**EXERCISE GOAL:** Please quote the material exactly, every line of it.

Recorded data:
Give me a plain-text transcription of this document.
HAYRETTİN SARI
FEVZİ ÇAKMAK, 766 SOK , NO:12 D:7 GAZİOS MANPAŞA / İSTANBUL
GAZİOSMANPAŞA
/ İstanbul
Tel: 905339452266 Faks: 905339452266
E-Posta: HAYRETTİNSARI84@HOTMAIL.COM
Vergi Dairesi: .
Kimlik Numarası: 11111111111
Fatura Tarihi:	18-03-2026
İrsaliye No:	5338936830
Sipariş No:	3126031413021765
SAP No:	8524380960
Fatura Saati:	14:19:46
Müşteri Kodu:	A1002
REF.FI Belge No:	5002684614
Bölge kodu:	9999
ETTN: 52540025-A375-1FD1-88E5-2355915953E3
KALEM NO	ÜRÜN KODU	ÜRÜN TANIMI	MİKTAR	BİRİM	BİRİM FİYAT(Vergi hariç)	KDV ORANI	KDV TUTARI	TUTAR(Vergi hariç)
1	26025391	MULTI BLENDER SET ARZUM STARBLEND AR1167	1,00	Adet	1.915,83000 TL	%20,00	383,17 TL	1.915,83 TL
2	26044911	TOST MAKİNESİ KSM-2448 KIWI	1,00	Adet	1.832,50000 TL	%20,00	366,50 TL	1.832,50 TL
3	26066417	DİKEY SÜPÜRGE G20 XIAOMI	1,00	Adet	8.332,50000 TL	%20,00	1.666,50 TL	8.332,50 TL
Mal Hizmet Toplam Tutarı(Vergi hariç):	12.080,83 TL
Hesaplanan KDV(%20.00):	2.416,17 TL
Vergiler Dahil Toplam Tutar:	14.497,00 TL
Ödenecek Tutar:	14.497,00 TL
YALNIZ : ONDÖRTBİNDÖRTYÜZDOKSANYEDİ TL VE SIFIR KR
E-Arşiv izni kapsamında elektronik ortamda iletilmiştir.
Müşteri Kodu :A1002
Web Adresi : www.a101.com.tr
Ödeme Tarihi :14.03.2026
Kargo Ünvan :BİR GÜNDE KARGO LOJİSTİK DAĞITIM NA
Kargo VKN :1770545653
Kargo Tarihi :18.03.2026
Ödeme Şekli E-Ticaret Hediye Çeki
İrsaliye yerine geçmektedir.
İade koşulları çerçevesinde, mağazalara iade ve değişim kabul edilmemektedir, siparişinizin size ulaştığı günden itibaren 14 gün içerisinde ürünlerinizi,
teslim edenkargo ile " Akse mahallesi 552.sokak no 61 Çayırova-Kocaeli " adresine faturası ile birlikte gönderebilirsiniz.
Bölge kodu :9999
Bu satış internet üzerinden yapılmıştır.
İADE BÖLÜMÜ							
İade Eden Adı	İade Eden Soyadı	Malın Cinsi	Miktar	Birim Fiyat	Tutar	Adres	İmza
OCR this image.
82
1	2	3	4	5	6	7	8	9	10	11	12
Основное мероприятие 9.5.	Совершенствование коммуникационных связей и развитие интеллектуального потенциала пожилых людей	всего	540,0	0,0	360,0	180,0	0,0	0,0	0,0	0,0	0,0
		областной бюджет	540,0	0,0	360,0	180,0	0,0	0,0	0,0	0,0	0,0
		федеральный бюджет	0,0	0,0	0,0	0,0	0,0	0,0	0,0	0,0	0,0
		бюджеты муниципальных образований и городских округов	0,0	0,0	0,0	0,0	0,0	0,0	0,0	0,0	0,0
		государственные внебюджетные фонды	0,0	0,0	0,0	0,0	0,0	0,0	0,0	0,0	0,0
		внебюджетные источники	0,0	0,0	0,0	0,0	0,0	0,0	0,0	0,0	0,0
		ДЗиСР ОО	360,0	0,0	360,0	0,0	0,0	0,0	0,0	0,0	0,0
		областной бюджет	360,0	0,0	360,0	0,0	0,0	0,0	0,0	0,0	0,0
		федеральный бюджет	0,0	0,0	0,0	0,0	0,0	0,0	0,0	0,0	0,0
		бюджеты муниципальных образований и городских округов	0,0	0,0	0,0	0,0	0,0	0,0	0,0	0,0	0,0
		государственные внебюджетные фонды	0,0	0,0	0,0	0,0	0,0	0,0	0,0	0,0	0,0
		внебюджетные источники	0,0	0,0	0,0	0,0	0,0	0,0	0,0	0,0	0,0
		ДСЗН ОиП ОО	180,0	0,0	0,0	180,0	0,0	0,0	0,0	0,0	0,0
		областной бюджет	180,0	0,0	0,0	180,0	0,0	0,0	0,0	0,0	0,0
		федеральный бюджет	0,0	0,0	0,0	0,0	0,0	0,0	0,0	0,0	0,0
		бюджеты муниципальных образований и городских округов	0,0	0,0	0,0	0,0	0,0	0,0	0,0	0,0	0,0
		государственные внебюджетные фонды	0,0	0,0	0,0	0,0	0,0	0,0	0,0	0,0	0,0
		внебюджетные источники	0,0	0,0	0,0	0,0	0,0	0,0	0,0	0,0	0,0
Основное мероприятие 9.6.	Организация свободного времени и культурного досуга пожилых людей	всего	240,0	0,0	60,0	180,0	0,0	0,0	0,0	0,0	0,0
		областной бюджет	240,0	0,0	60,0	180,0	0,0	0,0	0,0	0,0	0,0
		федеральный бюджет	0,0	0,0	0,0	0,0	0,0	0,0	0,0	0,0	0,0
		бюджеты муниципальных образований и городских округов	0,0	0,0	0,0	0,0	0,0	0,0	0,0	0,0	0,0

**WORKED SOLUTION:**
Give me a plain-text transcription of this document.
HAYRETTİN SARI
FEVZİ ÇAKMAK, 766 SOK , NO:12 D:7 GAZİOS MANPAŞA / İSTANBUL
GAZİOSMANPAŞA
/ İstanbul
Tel: 905339452266 Faks: 905339452266
E-Posta: HAYRETTİNSARI84@HOTMAIL.COM
Vergi Dairesi: .
Kimlik Numarası: 11111111111
Fatura Tarihi:	18-03-2026
İrsaliye No:	5338936830
Sipariş No:	3126031413021765
SAP No:	8524380960
Fatura Saati:	14:19:46
Müşteri Kodu:	A1002
REF.FI Belge No:	5002684614
Bölge kodu:	9999
ETTN: 52540025-A375-1FD1-88E5-2355915953E3
KALEM NO	ÜRÜN KODU	ÜRÜN TANIMI	MİKTAR	BİRİM	BİRİM FİYAT(Vergi hariç)	KDV ORANI	KDV TUTARI	TUTAR(Vergi hariç)
1	26025391	MULTI BLENDER SET ARZUM STARBLEND AR1167	1,00	Adet	1.915,83000 TL	%20,00	383,17 TL	1.915,83 TL
2	26044911	TOST MAKİNESİ KSM-2448 KIWI	1,00	Adet	1.832,50000 TL	%20,00	366,50 TL	1.832,50 TL
3	26066417	DİKEY SÜPÜRGE G20 XIAOMI	1,00	Adet	8.332,50000 TL	%20,00	1.666,50 TL	8.332,50 TL
Mal Hizmet Toplam Tutarı(Vergi hariç):	12.080,83 TL
Hesaplanan KDV(%20.00):	2.416,17 TL
Vergiler Dahil Toplam Tutar:	14.497,00 TL
Ödenecek Tutar:	14.497,00 TL
YALNIZ : ONDÖRTBİNDÖRTYÜZDOKSANYEDİ TL VE SIFIR KR
E-Arşiv izni kapsamında elektronik ortamda iletilmiştir.
Müşteri Kodu :A1002
Web Adresi : www.a101.com.tr
Ödeme Tarihi :14.03.2026
Kargo Ünvan :BİR GÜNDE KARGO LOJİSTİK DAĞITIM NA
Kargo VKN :1770545653
Kargo Tarihi :18.03.2026
Ödeme Şekli E-Ticaret Hediye Çeki
İrsaliye yerine geçmektedir.
İade koşulları çerçevesinde, mağazalara iade ve değişim kabul edilmemektedir, siparişinizin size ulaştığı günden itibaren 14 gün içerisinde ürünlerinizi,
teslim edenkargo ile " Akse mahallesi 552.sokak no 61 Çayırova-Kocaeli " adresine faturası ile birlikte gönderebilirsiniz.
Bölge kodu :9999
Bu satış internet üzerinden yapılmıştır.
İADE BÖLÜMÜ							
İade Eden Adı	İade Eden Soyadı	Malın Cinsi	Miktar	Birim Fiyat	Tutar	Adres	İmza
OCR this image.
82
1	2	3	4	5	6	7	8	9	10	11	12
Основное мероприятие 9.5.	Совершенствование коммуникационных связей и развитие интеллектуального потенциала пожилых людей	всего	540,0	0,0	360,0	180,0	0,0	0,0	0,0	0,0	0,0
		областной бюджет	540,0	0,0	360,0	180,0	0,0	0,0	0,0	0,0	0,0
		федеральный бюджет	0,0	0,0	0,0	0,0	0,0	0,0	0,0	0,0	0,0
		бюджеты муниципальных образований и городских округов	0,0	0,0	0,0	0,0	0,0	0,0	0,0	0,0	0,0
		государственные внебюджетные фонды	0,0	0,0	0,0	0,0	0,0	0,0	0,0	0,0	0,0
		внебюджетные источники	0,0	0,0	0,0	0,0	0,0	0,0	0,0	0,0	0,0
		ДЗиСР ОО	360,0	0,0	360,0	0,0	0,0	0,0	0,0	0,0	0,0
		областной бюджет	360,0	0,0	360,0	0,0	0,0	0,0	0,0	0,0	0,0
		федеральный бюджет	0,0	0,0	0,0	0,0	0,0	0,0	0,0	0,0	0,0
		бюджеты муниципальных образований и городских округов	0,0	0,0	0,0	0,0	0,0	0,0	0,0	0,0	0,0
		государственные внебюджетные фонды	0,0	0,0	0,0	0,0	0,0	0,0	0,0	0,0	0,0
		внебюджетные источники	0,0	0,0	0,0	0,0	0,0	0,0	0,0	0,0	0,0
		ДСЗН ОиП ОО	180,0	0,0	0,0	180,0	0,0	0,0	0,0	0,0	0,0
		областной бюджет	180,0	0,0	0,0	180,0	0,0	0,0	0,0	0,0	0,0
		федеральный бюджет	0,0	0,0	0,0	0,0	0,0	0,0	0,0	0,0	0,0
		бюджеты муниципальных образований и городских округов	0,0	0,0	0,0	0,0	0,0	0,0	0,0	0,0	0,0
		государственные внебюджетные фонды	0,0	0,0	0,0	0,0	0,0	0,0	0,0	0,0	0,0
		внебюджетные источники	0,0	0,0	0,0	0,0	0,0	0,0	0,0	0,0	0,0
Основное мероприятие 9.6.	Организация свободного времени и культурного досуга пожилых людей	всего	240,0	0,0	60,0	180,0	0,0	0,0	0,0	0,0	0,0
		областной бюджет	240,0	0,0	60,0	180,0	0,0	0,0	0,0	0,0	0,0
		федеральный бюджет	0,0	0,0	0,0	0,0	0,0	0,0	0,0	0,0	0,0
		бюджеты муниципальных образований и городских округов	0,0	0,0	0,0	0,0	0,0	0,0	0,0	0,0	0,0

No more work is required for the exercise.